* [WHAT NEEDS TO BE DONE]:
Output every entry exactly, from the first line to the last.

____

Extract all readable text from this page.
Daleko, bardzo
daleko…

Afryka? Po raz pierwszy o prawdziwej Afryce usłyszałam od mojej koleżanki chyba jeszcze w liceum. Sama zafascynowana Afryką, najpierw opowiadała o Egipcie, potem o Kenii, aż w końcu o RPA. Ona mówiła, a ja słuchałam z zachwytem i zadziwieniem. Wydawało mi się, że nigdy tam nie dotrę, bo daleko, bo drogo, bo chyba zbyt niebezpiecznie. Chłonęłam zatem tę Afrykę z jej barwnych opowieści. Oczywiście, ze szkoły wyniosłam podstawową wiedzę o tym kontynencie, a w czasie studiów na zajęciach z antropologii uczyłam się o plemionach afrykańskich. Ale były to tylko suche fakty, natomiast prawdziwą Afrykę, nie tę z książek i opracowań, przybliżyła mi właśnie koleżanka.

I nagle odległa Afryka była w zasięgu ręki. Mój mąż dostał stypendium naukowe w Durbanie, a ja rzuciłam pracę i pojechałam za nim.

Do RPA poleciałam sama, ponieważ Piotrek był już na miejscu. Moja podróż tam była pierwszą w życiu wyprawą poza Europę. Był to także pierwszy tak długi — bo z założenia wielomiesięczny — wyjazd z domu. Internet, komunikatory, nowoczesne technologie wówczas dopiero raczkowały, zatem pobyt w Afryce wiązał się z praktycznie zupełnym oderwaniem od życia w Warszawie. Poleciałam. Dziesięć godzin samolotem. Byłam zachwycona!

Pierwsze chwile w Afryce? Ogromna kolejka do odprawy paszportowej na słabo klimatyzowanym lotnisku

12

____

* [TASK SOLUTION]:
Extract all readable text from this page.
Daleko, bardzo
daleko…

Afryka? Po raz pierwszy o prawdziwej Afryce usłyszałam od mojej koleżanki chyba jeszcze w liceum. Sama zafascynowana Afryką, najpierw opowiadała o Egipcie, potem o Kenii, aż w końcu o RPA. Ona mówiła, a ja słuchałam z zachwytem i zadziwieniem. Wydawało mi się, że nigdy tam nie dotrę, bo daleko, bo drogo, bo chyba zbyt niebezpiecznie. Chłonęłam zatem tę Afrykę z jej barwnych opowieści. Oczywiście, ze szkoły wyniosłam podstawową wiedzę o tym kontynencie, a w czasie studiów na zajęciach z antropologii uczyłam się o plemionach afrykańskich. Ale były to tylko suche fakty, natomiast prawdziwą Afrykę, nie tę z książek i opracowań, przybliżyła mi właśnie koleżanka.

I nagle odległa Afryka była w zasięgu ręki. Mój mąż dostał stypendium naukowe w Durbanie, a ja rzuciłam pracę i pojechałam za nim.

Do RPA poleciałam sama, ponieważ Piotrek był już na miejscu. Moja podróż tam była pierwszą w życiu wyprawą poza Europę. Był to także pierwszy tak długi — bo z założenia wielomiesięczny — wyjazd z domu. Internet, komunikatory, nowoczesne technologie wówczas dopiero raczkowały, zatem pobyt w Afryce wiązał się z praktycznie zupełnym oderwaniem od życia w Warszawie. Poleciałam. Dziesięć godzin samolotem. Byłam zachwycona!

Pierwsze chwile w Afryce? Ogromna kolejka do odprawy paszportowej na słabo klimatyzowanym lotnisku

12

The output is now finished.